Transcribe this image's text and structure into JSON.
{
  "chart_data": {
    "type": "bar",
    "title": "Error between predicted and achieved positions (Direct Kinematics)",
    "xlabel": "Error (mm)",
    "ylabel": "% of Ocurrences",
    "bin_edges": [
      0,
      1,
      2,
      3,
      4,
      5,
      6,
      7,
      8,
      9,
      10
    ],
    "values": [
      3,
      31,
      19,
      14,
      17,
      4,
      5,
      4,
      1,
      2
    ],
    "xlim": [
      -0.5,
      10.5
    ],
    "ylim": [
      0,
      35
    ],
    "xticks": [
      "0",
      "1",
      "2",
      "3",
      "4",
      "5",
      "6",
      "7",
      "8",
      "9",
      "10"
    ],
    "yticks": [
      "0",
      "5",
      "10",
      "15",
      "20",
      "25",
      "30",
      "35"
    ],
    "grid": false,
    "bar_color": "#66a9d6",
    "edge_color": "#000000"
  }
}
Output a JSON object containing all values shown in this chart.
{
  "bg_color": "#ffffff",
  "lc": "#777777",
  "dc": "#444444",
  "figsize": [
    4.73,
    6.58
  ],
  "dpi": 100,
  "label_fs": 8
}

- _What the task requires_
Beginning at the line where "Output a JSON" appears, extract each line through the end of the data above; keep them exact and include nothing else.

- _Exercise answer_
Output a JSON object containing all values shown in this chart.
{
  "bg_color": "#ffffff",
  "lc": "#777777",
  "dc": "#444444",
  "figsize": [
    4.73,
    6.58
  ],
  "dpi": 100,
  "label_fs": 8
}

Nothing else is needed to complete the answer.